[Dataset excerpt]

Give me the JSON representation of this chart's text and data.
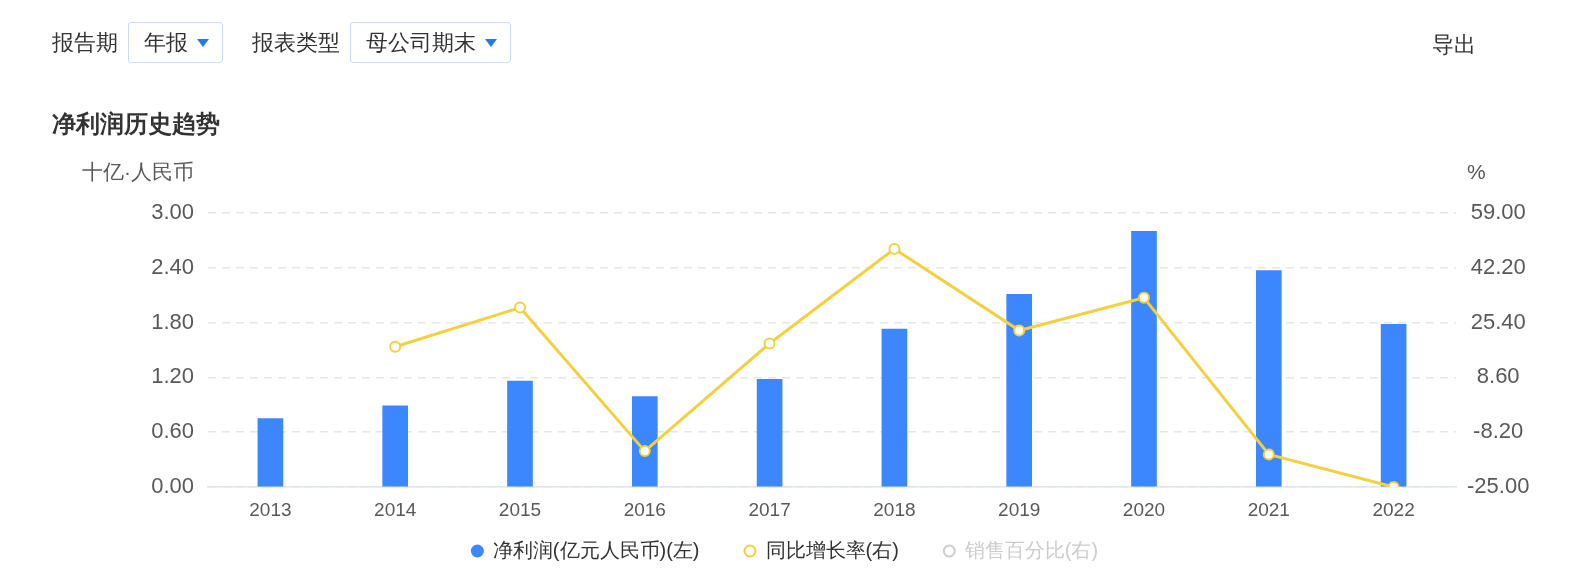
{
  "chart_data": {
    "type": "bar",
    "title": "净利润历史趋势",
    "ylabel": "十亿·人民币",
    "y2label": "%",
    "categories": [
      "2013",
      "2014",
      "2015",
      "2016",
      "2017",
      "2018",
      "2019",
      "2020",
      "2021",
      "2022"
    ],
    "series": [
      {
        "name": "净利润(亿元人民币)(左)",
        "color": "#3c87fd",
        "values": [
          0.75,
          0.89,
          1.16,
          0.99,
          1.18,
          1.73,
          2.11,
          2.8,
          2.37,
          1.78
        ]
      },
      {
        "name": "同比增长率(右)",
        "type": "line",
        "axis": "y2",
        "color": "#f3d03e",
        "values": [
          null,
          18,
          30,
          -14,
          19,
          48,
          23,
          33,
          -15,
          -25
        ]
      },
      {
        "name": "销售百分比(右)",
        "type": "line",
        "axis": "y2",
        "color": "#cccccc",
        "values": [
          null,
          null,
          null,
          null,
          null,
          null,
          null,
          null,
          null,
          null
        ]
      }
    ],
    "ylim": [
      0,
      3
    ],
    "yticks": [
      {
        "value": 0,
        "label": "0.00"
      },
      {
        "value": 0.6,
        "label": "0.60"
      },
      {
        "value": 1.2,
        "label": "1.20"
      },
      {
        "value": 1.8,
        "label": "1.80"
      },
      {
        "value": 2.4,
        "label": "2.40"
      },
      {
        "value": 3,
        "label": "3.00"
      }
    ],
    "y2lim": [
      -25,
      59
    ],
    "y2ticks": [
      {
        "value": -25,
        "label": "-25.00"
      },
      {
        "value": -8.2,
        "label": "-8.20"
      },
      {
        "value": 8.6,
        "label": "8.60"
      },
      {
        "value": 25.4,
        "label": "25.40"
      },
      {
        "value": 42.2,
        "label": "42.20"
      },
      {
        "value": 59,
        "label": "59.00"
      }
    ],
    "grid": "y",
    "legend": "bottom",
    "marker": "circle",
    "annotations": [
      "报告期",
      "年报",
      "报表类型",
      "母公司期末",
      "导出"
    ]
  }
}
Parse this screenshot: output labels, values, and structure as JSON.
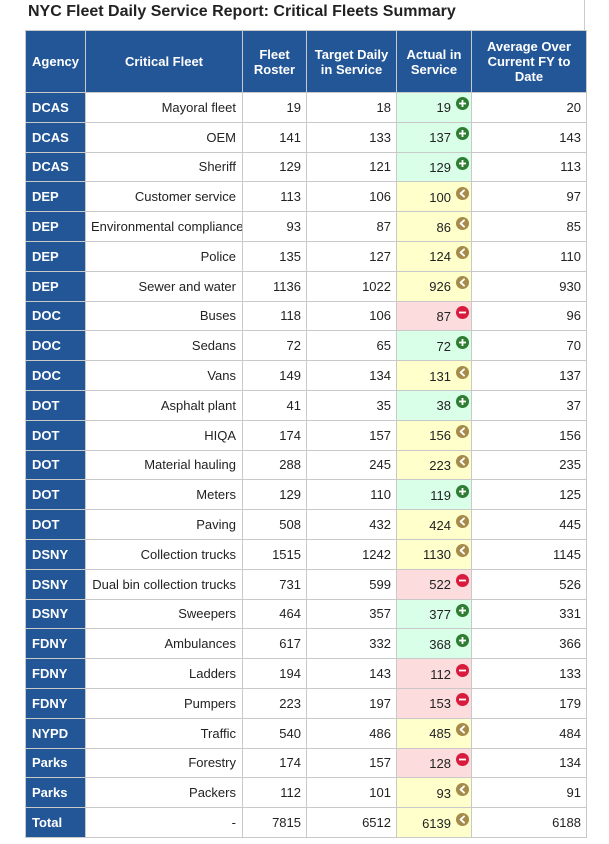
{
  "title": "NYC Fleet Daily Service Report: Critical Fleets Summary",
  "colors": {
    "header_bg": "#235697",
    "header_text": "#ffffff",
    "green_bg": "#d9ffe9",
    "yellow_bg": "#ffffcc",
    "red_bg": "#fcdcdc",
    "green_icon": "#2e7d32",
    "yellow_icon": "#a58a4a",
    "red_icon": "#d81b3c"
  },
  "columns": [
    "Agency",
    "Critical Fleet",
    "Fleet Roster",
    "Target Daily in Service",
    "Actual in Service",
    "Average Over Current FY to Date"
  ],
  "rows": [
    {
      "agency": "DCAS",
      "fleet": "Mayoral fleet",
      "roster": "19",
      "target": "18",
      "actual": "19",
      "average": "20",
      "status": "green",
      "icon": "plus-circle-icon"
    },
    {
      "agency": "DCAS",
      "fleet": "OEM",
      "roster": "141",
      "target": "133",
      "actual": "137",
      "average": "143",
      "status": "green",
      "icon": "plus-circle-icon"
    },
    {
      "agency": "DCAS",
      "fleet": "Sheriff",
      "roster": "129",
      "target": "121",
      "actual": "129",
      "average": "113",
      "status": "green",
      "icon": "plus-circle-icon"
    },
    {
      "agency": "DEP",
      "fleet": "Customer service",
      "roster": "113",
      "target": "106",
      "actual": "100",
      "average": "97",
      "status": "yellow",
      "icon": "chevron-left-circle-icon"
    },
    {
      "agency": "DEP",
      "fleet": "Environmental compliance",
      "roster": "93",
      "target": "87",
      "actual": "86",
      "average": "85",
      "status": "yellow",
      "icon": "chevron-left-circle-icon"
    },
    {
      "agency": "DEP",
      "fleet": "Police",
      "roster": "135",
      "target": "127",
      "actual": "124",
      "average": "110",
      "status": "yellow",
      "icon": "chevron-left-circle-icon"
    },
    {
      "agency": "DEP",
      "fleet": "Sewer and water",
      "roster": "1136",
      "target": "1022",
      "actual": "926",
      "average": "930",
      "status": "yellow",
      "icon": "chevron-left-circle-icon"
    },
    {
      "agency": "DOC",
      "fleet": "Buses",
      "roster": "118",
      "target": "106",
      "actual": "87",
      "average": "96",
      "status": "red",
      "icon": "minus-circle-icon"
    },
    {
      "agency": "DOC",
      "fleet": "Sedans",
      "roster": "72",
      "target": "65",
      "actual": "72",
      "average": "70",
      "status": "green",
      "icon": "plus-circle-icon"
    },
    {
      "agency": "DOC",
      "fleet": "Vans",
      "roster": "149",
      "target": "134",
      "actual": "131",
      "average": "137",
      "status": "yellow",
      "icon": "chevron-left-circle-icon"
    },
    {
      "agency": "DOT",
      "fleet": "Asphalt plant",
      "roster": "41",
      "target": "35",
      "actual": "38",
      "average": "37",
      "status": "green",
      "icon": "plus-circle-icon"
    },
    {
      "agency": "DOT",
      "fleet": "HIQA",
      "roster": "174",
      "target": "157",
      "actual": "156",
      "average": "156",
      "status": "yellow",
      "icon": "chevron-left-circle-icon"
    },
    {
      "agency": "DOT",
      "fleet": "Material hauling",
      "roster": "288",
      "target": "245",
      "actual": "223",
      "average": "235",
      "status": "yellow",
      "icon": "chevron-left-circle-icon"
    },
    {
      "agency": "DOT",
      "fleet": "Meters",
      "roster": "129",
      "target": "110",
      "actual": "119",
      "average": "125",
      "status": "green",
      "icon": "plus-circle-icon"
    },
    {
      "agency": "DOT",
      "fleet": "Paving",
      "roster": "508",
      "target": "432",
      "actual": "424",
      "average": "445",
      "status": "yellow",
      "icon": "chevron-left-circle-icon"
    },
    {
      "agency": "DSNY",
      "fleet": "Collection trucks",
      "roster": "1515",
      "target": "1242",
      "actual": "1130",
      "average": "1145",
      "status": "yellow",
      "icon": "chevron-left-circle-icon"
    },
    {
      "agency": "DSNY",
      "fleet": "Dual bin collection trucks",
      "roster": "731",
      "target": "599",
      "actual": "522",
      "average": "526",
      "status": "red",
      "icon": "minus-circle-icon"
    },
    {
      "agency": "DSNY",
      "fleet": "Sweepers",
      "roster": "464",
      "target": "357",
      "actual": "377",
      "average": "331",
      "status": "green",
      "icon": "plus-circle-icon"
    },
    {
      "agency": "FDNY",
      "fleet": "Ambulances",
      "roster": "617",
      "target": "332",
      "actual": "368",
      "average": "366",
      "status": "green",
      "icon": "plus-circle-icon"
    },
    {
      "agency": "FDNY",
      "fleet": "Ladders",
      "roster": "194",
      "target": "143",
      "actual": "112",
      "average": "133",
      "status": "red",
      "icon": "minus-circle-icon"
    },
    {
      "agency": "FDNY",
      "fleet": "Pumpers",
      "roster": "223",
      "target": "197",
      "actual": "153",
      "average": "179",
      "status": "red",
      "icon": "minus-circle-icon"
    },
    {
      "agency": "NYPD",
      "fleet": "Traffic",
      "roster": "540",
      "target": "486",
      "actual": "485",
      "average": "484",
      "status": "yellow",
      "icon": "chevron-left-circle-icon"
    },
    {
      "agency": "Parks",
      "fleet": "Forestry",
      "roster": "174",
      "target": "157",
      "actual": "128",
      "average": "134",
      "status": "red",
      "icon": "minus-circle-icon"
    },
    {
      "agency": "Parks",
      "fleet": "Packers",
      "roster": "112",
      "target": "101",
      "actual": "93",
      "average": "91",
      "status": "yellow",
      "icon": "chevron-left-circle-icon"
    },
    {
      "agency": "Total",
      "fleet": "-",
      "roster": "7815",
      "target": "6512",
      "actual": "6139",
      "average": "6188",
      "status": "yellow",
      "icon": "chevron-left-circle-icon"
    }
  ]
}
---
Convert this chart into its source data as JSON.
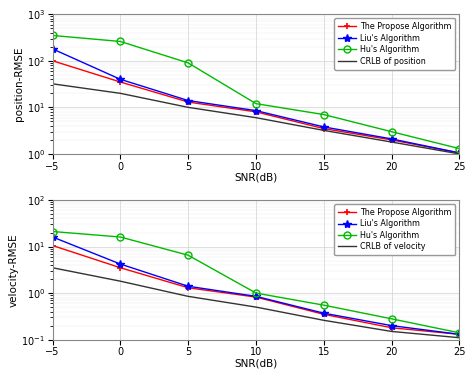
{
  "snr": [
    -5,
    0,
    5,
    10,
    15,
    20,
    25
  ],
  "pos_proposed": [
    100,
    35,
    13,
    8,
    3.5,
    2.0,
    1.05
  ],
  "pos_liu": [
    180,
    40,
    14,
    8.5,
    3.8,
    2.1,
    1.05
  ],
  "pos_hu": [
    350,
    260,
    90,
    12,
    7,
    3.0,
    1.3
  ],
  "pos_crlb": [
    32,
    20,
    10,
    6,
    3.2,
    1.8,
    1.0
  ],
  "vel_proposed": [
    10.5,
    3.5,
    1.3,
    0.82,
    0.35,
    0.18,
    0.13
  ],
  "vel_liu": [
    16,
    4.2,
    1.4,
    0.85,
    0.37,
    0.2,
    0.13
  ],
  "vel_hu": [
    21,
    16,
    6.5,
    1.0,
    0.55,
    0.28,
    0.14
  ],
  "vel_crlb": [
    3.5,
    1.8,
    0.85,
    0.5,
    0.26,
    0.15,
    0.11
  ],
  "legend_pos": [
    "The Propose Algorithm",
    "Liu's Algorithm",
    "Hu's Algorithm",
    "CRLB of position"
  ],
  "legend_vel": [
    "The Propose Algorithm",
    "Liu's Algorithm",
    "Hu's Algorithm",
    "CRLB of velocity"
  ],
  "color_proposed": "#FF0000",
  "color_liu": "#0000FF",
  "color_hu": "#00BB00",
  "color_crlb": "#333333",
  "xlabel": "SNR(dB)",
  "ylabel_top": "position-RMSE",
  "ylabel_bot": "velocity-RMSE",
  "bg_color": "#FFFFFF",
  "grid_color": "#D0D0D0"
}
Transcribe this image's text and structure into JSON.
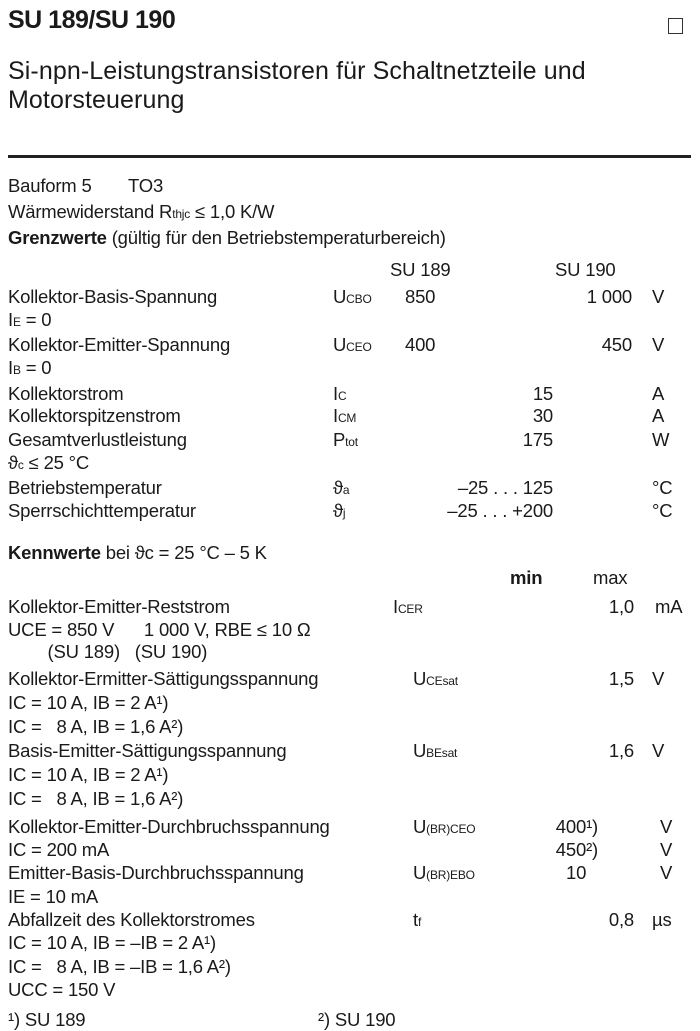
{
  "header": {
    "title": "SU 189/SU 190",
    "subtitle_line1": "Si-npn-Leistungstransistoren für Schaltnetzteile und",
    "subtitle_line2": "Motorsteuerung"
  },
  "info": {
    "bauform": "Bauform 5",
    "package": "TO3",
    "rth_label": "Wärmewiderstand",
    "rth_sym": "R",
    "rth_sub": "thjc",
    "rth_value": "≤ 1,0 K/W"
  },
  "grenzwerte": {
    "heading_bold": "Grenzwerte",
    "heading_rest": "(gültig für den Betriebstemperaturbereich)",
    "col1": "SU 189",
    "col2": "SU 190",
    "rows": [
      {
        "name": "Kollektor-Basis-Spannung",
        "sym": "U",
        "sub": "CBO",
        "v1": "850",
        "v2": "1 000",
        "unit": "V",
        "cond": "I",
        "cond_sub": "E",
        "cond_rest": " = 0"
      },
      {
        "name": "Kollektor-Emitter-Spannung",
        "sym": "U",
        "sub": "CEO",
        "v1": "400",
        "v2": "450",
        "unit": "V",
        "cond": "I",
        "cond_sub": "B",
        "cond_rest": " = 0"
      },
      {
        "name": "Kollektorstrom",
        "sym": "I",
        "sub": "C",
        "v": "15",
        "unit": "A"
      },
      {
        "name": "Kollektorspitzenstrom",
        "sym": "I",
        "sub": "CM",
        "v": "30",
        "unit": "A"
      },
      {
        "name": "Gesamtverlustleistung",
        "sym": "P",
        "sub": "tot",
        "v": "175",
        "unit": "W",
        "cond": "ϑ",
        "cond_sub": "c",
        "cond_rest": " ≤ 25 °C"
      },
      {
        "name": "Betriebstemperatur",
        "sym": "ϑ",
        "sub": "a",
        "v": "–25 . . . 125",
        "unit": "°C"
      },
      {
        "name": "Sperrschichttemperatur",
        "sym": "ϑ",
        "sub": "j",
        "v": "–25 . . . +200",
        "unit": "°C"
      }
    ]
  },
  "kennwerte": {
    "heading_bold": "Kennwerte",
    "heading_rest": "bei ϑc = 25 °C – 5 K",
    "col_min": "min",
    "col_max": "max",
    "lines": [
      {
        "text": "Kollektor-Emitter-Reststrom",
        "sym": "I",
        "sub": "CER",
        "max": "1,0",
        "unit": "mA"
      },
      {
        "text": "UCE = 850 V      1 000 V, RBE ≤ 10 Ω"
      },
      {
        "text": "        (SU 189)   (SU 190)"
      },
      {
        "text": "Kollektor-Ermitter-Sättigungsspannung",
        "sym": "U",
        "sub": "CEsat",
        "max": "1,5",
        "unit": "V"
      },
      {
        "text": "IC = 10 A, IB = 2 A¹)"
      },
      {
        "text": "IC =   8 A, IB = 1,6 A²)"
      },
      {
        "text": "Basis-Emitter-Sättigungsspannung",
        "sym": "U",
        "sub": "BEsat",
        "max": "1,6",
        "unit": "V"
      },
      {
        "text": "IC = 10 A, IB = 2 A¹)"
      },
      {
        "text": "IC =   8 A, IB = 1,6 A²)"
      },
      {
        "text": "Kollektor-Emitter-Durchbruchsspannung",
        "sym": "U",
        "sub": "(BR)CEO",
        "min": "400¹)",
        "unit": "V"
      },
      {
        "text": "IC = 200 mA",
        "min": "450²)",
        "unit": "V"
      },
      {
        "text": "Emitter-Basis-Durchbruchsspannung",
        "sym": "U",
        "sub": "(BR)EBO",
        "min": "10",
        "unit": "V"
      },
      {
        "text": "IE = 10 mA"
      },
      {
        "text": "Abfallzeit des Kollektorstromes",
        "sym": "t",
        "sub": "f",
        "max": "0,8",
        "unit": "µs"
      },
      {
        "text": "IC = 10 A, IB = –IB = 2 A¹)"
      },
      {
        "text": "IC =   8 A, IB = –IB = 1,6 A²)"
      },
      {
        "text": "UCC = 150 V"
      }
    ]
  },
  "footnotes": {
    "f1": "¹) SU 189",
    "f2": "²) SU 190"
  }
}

§ PROBLEM STATEMENT
Copy every line of the listing that contains the word "JSON".

§ RESPONSE
Give me the JSON representation of this chart's text and data.
Parse this screenshot: output labels, values, and structure as JSON.
Convert this chart into its source data as JSON.
Transcribe this image's text and structure into JSON.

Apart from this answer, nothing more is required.